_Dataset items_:
══════════════════════════════
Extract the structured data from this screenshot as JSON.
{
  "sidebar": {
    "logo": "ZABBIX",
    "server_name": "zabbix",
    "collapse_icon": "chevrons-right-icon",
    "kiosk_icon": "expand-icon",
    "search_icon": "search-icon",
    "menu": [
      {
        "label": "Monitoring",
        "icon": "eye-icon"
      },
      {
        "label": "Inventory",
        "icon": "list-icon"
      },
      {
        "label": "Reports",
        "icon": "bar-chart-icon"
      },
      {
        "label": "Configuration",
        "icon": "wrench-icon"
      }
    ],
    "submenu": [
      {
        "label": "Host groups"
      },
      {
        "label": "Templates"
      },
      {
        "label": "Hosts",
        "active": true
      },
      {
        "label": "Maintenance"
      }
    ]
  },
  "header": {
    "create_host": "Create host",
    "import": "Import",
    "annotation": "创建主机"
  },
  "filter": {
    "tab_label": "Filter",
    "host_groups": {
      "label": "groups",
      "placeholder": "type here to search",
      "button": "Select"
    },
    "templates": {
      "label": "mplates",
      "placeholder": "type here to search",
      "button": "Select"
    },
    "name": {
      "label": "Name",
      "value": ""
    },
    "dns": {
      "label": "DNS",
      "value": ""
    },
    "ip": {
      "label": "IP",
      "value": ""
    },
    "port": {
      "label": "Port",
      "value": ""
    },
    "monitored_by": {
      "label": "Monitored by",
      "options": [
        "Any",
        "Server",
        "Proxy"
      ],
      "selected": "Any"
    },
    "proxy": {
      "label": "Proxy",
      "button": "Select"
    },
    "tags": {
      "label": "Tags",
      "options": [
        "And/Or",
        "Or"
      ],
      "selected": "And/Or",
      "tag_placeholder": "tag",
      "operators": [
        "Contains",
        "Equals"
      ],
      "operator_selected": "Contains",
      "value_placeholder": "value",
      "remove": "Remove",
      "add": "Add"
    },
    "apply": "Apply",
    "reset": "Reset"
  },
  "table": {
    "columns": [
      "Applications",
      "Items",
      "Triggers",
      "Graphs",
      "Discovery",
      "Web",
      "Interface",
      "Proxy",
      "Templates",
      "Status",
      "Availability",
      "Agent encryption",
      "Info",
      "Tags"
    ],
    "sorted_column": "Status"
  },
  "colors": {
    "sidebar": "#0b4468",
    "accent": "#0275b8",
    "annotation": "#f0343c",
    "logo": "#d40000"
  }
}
══════════════════════════════
_The request_: Faithfully copy every entry, leaving nothing out.

_Solved problem_:
Extract the structured data from this screenshot as JSON.
{
  "sidebar": {
    "logo": "ZABBIX",
    "server_name": "zabbix",
    "collapse_icon": "chevrons-right-icon",
    "kiosk_icon": "expand-icon",
    "search_icon": "search-icon",
    "menu": [
      {
        "label": "Monitoring",
        "icon": "eye-icon"
      },
      {
        "label": "Inventory",
        "icon": "list-icon"
      },
      {
        "label": "Reports",
        "icon": "bar-chart-icon"
      },
      {
        "label": "Configuration",
        "icon": "wrench-icon"
      }
    ],
    "submenu": [
      {
        "label": "Host groups"
      },
      {
        "label": "Templates"
      },
      {
        "label": "Hosts",
        "active": true
      },
      {
        "label": "Maintenance"
      }
    ]
  },
  "header": {
    "create_host": "Create host",
    "import": "Import",
    "annotation": "创建主机"
  },
  "filter": {
    "tab_label": "Filter",
    "host_groups": {
      "label": "groups",
      "placeholder": "type here to search",
      "button": "Select"
    },
    "templates": {
      "label": "mplates",
      "placeholder": "type here to search",
      "button": "Select"
    },
    "name": {
      "label": "Name",
      "value": ""
    },
    "dns": {
      "label": "DNS",
      "value": ""
    },
    "ip": {
      "label": "IP",
      "value": ""
    },
    "port": {
      "label": "Port",
      "value": ""
    },
    "monitored_by": {
      "label": "Monitored by",
      "options": [
        "Any",
        "Server",
        "Proxy"
      ],
      "selected": "Any"
    },
    "proxy": {
      "label": "Proxy",
      "button": "Select"
    },
    "tags": {
      "label": "Tags",
      "options": [
        "And/Or",
        "Or"
      ],
      "selected": "And/Or",
      "tag_placeholder": "tag",
      "operators": [
        "Contains",
        "Equals"
      ],
      "operator_selected": "Contains",
      "value_placeholder": "value",
      "remove": "Remove",
      "add": "Add"
    },
    "apply": "Apply",
    "reset": "Reset"
  },
  "table": {
    "columns": [
      "Applications",
      "Items",
      "Triggers",
      "Graphs",
      "Discovery",
      "Web",
      "Interface",
      "Proxy",
      "Templates",
      "Status",
      "Availability",
      "Agent encryption",
      "Info",
      "Tags"
    ],
    "sorted_column": "Status"
  },
  "colors": {
    "sidebar": "#0b4468",
    "accent": "#0275b8",
    "annotation": "#f0343c",
    "logo": "#d40000"
  }
}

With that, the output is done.